### Written instruction
Select and reproduce each line of the listing below that bears the string "name".

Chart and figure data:
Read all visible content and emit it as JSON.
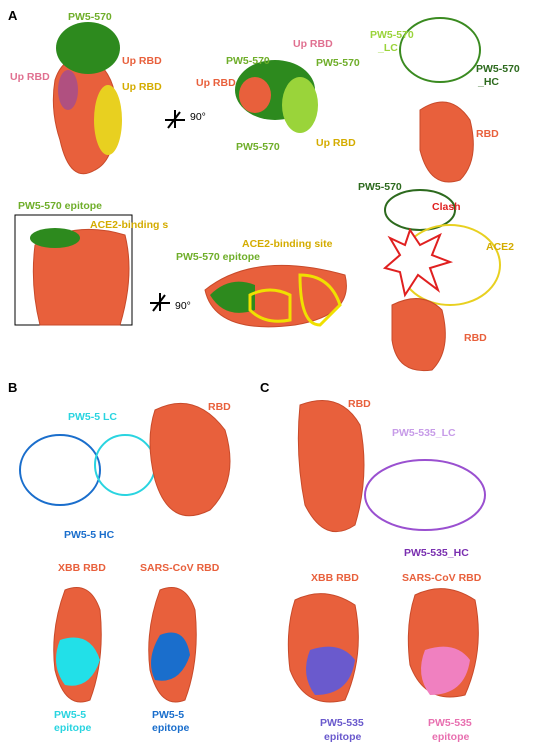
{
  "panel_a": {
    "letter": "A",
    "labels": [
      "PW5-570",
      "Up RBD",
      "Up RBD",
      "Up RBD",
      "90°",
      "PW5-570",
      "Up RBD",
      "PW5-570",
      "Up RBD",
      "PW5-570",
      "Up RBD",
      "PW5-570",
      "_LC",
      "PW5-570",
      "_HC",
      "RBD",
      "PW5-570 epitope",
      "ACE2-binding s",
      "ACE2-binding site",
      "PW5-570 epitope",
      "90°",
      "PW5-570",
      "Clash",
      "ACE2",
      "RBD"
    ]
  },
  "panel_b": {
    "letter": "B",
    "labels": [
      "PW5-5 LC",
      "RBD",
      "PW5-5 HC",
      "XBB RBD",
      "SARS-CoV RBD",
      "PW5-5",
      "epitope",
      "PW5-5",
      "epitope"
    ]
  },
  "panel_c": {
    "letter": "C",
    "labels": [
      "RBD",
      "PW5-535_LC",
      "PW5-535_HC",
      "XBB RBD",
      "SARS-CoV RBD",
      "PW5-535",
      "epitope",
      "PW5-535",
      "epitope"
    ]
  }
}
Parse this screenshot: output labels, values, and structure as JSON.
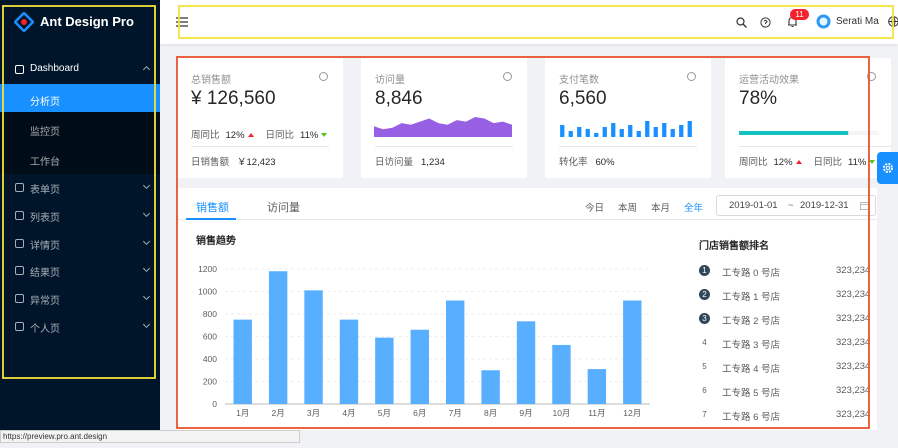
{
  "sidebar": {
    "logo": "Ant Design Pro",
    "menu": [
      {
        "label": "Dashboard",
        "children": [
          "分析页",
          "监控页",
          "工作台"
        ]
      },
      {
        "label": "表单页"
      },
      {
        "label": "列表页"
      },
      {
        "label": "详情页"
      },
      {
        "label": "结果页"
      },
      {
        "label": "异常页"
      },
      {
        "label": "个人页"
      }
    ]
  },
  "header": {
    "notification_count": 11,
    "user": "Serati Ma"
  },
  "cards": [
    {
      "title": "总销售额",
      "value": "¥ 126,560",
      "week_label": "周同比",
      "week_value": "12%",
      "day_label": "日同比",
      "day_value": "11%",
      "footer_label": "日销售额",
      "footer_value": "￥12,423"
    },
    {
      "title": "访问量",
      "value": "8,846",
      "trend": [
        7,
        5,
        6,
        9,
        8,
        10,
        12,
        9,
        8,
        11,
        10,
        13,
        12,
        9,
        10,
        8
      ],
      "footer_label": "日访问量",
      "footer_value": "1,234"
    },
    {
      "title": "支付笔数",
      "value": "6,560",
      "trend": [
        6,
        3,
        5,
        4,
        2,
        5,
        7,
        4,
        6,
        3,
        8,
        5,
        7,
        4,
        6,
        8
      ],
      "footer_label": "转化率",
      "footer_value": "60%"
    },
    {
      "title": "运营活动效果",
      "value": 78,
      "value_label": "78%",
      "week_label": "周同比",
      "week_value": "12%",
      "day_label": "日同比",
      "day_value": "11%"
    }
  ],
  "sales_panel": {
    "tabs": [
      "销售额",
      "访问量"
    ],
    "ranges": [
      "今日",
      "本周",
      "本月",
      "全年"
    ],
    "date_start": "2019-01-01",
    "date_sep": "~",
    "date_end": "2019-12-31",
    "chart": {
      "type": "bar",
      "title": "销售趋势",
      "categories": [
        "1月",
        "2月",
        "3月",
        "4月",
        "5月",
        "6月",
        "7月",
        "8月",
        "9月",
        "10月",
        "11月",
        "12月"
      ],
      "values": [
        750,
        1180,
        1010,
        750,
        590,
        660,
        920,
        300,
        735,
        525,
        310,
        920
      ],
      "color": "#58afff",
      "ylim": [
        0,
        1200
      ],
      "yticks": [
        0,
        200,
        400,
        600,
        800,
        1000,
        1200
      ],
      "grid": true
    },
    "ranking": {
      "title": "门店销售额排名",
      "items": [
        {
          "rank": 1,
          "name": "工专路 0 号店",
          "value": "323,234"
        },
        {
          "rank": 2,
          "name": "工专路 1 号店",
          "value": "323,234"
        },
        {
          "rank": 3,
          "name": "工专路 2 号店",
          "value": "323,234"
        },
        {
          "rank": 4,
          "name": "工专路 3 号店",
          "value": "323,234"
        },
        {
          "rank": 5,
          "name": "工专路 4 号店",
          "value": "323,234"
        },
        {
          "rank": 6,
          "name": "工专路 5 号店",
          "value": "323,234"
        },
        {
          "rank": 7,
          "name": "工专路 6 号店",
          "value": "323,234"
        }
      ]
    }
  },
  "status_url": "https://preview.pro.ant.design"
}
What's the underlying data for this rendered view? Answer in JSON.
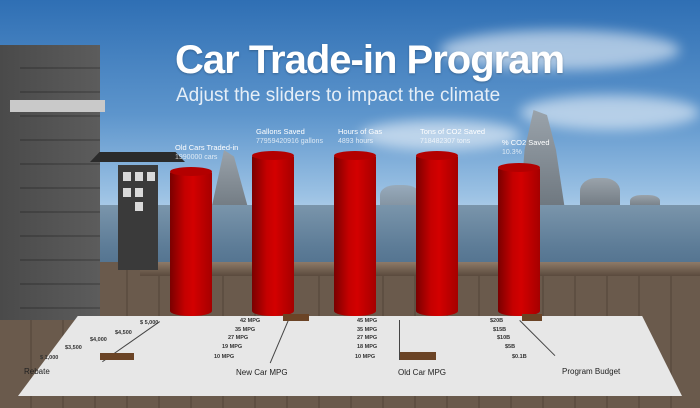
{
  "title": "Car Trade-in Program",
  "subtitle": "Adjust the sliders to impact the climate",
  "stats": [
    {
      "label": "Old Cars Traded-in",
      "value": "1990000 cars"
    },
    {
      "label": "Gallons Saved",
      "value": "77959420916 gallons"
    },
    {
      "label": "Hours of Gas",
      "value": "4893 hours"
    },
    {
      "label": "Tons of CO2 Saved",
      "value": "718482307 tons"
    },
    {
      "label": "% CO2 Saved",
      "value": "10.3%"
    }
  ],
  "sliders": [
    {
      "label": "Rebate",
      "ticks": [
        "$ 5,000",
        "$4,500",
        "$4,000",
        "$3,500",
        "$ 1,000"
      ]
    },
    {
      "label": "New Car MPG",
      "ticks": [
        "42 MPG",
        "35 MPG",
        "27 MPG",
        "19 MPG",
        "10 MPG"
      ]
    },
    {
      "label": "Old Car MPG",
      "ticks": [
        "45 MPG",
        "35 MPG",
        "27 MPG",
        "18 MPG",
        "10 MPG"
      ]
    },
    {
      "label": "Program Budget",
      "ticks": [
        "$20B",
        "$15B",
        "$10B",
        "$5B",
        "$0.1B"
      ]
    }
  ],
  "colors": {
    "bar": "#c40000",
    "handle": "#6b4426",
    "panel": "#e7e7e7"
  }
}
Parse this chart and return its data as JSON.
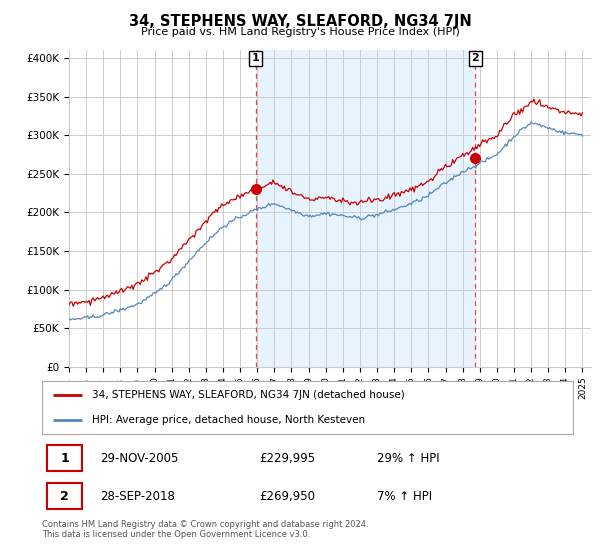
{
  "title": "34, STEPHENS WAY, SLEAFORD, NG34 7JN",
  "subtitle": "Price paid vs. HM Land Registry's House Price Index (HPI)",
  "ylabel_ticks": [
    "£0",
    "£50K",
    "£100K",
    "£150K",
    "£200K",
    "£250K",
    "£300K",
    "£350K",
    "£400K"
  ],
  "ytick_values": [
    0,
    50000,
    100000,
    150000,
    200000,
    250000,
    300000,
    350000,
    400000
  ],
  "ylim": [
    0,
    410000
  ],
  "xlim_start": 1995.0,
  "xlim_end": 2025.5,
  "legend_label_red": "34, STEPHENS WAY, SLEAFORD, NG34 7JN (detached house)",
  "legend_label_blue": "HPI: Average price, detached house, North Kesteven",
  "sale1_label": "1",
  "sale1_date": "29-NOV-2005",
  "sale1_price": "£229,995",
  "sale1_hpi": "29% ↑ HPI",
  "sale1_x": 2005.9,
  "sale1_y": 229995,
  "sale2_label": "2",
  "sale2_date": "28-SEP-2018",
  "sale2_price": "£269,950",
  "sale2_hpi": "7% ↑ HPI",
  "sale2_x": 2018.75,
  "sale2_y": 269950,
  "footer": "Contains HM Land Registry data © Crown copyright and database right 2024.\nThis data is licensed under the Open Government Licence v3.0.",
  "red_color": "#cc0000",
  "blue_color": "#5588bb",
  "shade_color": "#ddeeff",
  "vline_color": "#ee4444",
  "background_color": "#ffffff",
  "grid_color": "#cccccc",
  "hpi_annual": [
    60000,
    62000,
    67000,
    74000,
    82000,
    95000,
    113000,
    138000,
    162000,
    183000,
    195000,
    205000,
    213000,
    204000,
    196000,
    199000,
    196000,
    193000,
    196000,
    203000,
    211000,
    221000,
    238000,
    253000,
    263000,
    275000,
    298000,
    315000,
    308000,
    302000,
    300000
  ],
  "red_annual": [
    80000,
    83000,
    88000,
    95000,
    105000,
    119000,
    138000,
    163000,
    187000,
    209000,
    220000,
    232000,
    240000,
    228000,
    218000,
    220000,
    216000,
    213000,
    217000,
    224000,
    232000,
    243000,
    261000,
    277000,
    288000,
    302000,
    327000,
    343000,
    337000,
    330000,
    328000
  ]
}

### Solution for this task
          "name": "工专路 0 号店",
          "name": "工专路 1 号店",
          "name": "工专路 2 号店",
          "name": "工专路 3 号店",
          "name": "工专路 4 号店",
          "name": "工专路 5 号店",
          "name": "工专路 6 号店",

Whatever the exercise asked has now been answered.